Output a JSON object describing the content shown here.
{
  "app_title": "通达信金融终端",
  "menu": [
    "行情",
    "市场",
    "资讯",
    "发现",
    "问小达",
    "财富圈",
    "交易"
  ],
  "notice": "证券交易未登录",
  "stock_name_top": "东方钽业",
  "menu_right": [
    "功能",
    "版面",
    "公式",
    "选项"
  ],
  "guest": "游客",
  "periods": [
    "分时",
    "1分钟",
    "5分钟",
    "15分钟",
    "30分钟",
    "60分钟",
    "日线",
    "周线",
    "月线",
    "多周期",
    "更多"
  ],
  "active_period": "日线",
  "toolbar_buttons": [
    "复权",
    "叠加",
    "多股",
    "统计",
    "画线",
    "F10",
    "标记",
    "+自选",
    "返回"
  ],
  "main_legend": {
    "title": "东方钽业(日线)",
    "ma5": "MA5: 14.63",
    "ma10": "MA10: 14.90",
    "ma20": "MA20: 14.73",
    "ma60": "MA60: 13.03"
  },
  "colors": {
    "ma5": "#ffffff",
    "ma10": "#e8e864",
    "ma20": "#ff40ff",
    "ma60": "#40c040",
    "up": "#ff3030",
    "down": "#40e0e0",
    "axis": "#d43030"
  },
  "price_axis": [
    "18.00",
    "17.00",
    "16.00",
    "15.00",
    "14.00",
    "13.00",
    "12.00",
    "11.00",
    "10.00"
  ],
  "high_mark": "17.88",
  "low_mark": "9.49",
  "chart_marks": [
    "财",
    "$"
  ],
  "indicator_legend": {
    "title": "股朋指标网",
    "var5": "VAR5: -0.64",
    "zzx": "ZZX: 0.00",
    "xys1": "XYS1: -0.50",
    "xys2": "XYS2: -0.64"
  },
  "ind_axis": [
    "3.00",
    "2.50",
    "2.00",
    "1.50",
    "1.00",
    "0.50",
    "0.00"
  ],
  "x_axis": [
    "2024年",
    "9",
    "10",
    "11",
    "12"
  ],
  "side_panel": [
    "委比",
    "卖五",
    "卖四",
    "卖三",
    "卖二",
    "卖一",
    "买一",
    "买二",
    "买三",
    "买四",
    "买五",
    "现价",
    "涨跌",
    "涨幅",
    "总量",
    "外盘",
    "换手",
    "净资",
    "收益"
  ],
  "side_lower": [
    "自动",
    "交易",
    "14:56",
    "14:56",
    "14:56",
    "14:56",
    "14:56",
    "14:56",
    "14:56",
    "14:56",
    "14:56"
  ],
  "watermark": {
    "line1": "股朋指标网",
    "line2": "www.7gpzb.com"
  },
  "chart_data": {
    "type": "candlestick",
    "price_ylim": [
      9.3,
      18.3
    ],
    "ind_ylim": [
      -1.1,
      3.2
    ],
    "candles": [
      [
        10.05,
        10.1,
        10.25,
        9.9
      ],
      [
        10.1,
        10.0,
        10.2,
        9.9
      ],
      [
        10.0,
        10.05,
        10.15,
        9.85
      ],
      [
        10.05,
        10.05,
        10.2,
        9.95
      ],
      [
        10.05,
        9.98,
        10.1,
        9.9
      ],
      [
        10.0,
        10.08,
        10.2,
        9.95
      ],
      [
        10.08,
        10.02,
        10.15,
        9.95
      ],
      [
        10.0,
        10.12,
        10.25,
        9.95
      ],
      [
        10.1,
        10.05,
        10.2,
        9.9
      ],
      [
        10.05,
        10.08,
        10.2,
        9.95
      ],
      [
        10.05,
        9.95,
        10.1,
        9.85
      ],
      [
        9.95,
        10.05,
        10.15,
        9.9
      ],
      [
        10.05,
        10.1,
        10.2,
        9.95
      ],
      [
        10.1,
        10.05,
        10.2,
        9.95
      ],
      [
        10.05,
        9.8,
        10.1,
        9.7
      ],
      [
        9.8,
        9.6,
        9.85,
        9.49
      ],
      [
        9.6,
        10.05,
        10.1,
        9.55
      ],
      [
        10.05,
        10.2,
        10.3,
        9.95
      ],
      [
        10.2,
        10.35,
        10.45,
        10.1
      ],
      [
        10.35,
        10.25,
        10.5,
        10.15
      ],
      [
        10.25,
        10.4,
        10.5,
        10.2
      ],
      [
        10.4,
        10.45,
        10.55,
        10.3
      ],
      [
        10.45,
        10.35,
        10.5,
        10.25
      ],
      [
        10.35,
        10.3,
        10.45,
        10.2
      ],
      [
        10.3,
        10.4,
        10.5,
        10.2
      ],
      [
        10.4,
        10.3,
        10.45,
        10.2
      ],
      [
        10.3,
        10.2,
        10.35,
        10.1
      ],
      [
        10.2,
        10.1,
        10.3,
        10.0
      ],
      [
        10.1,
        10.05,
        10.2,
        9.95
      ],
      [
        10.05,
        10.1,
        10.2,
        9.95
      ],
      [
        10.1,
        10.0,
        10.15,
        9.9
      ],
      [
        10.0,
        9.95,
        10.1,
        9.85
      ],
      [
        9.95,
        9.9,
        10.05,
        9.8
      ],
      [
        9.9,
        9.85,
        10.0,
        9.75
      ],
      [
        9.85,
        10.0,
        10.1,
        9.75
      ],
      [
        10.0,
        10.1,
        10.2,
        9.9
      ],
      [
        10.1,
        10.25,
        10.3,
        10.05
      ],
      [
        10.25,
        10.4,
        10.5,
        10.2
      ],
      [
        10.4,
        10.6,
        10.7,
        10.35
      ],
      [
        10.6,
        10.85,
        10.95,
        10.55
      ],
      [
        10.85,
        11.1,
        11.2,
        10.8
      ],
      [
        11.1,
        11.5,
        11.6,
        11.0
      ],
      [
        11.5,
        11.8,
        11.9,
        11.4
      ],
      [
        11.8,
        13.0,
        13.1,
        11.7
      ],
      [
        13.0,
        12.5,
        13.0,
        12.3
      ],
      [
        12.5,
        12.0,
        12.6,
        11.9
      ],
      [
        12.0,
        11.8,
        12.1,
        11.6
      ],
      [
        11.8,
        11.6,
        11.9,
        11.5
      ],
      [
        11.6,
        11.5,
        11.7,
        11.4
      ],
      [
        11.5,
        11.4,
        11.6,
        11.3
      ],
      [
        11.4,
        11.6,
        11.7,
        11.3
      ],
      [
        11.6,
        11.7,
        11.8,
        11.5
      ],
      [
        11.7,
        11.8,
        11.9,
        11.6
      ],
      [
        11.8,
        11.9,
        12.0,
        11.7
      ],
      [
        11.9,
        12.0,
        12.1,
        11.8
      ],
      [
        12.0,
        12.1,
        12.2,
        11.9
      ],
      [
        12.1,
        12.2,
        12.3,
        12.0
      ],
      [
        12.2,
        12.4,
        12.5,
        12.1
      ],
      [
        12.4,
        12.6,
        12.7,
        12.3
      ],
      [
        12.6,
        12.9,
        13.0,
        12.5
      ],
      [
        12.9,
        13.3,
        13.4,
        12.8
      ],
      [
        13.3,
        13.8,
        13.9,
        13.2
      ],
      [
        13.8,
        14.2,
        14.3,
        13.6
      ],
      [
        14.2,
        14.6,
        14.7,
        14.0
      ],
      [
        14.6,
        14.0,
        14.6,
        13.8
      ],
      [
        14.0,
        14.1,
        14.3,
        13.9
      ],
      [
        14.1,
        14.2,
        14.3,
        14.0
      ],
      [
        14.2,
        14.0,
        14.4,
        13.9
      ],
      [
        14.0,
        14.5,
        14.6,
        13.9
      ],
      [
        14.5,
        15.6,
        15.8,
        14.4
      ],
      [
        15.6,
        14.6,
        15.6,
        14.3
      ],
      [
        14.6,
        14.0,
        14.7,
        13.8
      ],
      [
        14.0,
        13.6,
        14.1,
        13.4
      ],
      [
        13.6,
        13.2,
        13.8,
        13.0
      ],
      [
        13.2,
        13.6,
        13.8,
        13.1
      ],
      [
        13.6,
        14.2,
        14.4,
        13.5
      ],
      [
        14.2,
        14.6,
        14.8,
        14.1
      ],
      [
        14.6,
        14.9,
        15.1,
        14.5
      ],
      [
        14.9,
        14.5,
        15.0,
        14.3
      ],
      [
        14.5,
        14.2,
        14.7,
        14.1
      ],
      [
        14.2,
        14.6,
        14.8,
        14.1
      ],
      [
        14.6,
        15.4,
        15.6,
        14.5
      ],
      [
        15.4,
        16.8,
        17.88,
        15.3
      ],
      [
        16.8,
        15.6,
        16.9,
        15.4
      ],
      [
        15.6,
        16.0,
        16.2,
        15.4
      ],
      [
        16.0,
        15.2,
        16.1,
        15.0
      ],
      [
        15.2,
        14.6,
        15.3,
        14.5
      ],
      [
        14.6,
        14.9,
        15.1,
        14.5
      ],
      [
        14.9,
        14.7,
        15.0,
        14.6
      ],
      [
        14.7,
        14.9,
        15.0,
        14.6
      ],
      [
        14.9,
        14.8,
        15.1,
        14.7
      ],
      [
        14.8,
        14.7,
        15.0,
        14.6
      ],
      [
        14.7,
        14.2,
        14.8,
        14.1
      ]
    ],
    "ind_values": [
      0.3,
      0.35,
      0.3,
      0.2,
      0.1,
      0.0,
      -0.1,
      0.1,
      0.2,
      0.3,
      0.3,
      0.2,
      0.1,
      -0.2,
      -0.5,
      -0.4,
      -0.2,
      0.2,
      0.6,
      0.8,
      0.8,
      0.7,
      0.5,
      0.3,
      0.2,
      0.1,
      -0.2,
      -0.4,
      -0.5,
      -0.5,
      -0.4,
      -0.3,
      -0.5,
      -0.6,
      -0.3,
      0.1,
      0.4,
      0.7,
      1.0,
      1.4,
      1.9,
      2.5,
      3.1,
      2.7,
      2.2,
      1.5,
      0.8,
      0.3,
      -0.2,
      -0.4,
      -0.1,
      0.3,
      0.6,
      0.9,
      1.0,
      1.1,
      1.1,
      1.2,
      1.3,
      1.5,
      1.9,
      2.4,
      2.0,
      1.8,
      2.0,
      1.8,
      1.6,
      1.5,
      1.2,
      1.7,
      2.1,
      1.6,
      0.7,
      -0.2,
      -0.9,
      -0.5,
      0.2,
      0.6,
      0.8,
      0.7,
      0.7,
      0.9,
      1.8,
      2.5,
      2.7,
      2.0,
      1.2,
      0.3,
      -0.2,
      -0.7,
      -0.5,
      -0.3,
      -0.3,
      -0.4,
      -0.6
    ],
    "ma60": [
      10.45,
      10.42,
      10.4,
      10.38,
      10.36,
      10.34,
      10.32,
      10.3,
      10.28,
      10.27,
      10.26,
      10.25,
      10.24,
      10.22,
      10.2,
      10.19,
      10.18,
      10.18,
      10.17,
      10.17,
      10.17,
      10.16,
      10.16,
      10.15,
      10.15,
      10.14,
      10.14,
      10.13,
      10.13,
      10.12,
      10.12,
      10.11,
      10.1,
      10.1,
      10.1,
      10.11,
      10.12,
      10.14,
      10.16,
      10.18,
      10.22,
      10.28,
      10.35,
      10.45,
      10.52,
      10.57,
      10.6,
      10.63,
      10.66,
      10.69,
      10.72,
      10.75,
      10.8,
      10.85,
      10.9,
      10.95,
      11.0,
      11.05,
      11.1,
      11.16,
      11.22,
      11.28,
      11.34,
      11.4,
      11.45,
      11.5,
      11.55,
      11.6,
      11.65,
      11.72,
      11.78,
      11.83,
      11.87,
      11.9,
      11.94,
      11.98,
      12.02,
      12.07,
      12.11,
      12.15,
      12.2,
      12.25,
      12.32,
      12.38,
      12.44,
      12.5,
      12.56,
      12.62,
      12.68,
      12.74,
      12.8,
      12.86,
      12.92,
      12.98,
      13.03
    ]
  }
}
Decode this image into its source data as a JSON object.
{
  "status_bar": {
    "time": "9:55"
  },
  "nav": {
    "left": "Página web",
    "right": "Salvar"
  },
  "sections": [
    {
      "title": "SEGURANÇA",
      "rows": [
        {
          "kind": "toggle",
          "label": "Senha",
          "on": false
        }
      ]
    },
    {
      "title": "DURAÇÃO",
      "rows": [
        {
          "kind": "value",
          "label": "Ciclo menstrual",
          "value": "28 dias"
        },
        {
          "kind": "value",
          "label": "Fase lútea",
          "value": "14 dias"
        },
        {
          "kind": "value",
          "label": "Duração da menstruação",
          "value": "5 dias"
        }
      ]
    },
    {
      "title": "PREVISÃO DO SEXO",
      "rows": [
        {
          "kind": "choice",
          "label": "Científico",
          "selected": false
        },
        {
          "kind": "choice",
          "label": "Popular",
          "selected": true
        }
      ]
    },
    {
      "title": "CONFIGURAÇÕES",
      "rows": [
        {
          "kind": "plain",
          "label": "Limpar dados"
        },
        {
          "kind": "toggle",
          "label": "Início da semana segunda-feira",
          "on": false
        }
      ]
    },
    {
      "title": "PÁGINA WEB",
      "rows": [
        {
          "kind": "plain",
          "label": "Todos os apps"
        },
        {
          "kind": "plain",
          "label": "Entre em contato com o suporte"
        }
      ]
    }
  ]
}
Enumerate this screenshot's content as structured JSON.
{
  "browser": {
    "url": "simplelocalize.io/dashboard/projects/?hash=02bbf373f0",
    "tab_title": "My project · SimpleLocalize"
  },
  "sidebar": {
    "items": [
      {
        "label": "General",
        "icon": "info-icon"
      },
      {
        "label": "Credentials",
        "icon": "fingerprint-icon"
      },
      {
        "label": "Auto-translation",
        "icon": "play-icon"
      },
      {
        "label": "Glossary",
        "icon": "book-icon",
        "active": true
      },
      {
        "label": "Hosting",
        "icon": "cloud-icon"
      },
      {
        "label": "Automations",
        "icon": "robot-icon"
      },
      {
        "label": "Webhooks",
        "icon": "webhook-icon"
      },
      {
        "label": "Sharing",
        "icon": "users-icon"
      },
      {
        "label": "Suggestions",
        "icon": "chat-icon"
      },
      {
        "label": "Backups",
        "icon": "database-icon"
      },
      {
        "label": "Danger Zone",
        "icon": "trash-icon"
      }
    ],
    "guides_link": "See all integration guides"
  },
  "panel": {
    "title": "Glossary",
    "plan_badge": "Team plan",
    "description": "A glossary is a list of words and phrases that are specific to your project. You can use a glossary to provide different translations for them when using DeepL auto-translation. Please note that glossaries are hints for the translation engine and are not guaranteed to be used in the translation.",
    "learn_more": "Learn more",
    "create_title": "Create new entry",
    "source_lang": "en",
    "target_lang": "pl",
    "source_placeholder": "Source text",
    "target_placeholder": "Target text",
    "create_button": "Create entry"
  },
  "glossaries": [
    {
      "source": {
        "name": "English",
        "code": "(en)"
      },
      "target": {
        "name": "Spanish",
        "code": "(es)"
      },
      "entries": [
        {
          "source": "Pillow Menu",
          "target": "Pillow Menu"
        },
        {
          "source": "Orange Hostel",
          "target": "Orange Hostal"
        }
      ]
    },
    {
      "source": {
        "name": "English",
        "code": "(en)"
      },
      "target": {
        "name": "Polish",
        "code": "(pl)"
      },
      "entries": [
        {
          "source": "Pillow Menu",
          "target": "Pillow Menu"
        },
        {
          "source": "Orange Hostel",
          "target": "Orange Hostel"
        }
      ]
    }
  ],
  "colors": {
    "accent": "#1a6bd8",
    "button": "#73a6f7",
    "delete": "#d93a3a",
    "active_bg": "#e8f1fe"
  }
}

····················

● **INSTRUCTION**: List each line of the entries that holds the string "object".

● **COMPLETE ANSWER**:
Output a JSON object describing the content shown here.
Decode this image into its source data as a JSON object.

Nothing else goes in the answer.